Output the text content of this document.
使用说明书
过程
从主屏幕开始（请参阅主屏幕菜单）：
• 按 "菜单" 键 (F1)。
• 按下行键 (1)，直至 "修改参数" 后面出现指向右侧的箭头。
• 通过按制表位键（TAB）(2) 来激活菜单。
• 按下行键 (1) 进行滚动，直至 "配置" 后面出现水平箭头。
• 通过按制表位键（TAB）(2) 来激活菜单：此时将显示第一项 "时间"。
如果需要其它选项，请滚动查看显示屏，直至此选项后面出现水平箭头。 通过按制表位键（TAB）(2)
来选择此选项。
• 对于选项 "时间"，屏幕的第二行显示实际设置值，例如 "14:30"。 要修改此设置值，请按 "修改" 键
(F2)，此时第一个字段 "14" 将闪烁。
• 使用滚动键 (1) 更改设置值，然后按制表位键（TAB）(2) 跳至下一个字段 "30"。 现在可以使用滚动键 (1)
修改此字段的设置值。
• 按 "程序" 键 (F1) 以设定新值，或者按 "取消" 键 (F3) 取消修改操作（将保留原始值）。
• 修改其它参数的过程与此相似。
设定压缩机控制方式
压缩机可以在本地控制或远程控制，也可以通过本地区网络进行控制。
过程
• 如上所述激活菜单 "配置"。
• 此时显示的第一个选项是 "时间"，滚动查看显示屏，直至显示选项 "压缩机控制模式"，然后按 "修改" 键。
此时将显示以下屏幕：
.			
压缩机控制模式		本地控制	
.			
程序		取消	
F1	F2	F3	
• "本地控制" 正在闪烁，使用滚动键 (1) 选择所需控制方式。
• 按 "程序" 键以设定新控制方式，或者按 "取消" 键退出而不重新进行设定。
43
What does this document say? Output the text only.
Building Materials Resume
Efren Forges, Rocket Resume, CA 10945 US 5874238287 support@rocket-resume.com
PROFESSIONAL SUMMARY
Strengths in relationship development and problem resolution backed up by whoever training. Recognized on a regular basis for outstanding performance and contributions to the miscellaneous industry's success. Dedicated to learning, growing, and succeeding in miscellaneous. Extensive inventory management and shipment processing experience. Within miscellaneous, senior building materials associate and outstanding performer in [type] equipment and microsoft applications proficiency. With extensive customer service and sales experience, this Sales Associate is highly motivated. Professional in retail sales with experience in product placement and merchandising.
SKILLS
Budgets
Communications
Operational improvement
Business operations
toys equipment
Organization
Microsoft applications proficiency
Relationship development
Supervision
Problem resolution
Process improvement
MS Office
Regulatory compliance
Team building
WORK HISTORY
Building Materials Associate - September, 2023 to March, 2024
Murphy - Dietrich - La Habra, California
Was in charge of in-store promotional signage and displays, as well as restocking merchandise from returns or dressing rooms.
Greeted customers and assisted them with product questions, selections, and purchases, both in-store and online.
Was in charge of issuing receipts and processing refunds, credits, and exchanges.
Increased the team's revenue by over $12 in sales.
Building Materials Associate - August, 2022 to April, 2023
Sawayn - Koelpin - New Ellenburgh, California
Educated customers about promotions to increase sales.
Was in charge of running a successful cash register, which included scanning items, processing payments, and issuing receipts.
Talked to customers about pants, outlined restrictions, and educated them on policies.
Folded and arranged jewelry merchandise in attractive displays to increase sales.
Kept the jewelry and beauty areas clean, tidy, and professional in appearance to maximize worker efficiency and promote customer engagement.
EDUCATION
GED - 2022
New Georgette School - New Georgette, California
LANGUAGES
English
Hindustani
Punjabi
⁂
Goal: Provide the number of lines in the data above that contain the string "jewelry", and nothing else.

Solved exercise: 2